→ INPUT FOR THIS TASK

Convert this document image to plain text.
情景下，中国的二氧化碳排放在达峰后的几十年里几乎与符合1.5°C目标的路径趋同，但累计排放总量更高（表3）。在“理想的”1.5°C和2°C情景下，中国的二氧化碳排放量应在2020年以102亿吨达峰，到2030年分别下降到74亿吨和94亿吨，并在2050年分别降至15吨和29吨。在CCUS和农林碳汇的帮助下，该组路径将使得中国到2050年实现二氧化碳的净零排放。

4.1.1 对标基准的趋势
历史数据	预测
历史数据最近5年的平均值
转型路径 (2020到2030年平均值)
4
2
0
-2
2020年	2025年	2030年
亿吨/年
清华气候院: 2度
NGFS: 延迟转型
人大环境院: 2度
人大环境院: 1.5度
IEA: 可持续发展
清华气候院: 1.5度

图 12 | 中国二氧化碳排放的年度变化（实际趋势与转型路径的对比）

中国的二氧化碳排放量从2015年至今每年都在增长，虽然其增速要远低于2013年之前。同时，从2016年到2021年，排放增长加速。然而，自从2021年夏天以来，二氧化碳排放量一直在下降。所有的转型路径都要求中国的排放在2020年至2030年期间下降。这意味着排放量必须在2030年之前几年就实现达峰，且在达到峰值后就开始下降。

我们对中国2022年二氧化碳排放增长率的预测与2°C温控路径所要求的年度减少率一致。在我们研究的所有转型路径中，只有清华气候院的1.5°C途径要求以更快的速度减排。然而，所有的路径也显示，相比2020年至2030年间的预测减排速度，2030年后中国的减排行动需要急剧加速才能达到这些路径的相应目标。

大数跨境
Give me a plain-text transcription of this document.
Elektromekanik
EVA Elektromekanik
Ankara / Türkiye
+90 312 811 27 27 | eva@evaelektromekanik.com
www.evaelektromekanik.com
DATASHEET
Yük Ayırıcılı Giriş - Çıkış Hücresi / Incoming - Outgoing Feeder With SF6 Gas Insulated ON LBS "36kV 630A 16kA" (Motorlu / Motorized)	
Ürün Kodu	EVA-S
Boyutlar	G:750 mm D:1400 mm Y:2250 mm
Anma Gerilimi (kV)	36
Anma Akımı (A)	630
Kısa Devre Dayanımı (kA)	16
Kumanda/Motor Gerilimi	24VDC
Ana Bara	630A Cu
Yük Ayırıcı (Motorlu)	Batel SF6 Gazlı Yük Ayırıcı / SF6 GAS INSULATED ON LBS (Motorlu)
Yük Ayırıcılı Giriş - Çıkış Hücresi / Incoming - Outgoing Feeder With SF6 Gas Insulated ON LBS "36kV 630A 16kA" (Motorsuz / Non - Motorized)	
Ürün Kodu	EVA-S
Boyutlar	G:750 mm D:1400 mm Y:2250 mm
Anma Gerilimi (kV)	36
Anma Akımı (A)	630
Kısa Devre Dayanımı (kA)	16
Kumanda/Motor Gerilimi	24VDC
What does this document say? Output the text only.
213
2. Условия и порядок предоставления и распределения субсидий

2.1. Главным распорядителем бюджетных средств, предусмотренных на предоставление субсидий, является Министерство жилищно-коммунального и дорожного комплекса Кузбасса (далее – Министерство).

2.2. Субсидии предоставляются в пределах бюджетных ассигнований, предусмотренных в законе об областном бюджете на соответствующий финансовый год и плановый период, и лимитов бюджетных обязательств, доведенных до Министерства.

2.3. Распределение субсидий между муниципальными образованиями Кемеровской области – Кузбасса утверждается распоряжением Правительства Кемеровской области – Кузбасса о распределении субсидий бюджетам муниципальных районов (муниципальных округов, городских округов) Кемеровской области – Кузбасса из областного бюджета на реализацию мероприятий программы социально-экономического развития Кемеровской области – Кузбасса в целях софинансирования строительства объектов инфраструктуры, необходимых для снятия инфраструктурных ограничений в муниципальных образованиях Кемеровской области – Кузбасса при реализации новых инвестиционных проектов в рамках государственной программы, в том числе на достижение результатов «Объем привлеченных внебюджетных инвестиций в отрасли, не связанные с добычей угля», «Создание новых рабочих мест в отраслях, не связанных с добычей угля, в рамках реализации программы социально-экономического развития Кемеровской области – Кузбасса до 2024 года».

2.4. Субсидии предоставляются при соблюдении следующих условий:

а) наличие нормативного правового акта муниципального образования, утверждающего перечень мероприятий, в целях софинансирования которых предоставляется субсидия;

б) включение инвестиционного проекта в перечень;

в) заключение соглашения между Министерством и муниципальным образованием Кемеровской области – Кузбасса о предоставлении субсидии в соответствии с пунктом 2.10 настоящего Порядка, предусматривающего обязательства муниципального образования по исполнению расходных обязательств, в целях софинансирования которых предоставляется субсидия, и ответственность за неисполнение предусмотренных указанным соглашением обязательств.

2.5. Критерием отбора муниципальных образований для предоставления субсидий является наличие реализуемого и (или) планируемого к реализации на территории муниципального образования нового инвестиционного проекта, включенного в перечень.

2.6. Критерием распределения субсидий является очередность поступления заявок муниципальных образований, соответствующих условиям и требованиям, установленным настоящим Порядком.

→ GIVEN REQUEST
Locate the lines above that contain "Çıkış" and copy them.

→ OUTPUT
Yük Ayırıcılı Giriş - Çıkış Hücresi / Incoming - Outgoing Feeder With SF6 Gas Insulated ON LBS "36kV 630A 16kA" (Motorlu / Motorized)	
Yük Ayırıcılı Giriş - Çıkış Hücresi / Incoming - Outgoing Feeder With SF6 Gas Insulated ON LBS "36kV 630A 16kA" (Motorsuz / Non - Motorized)	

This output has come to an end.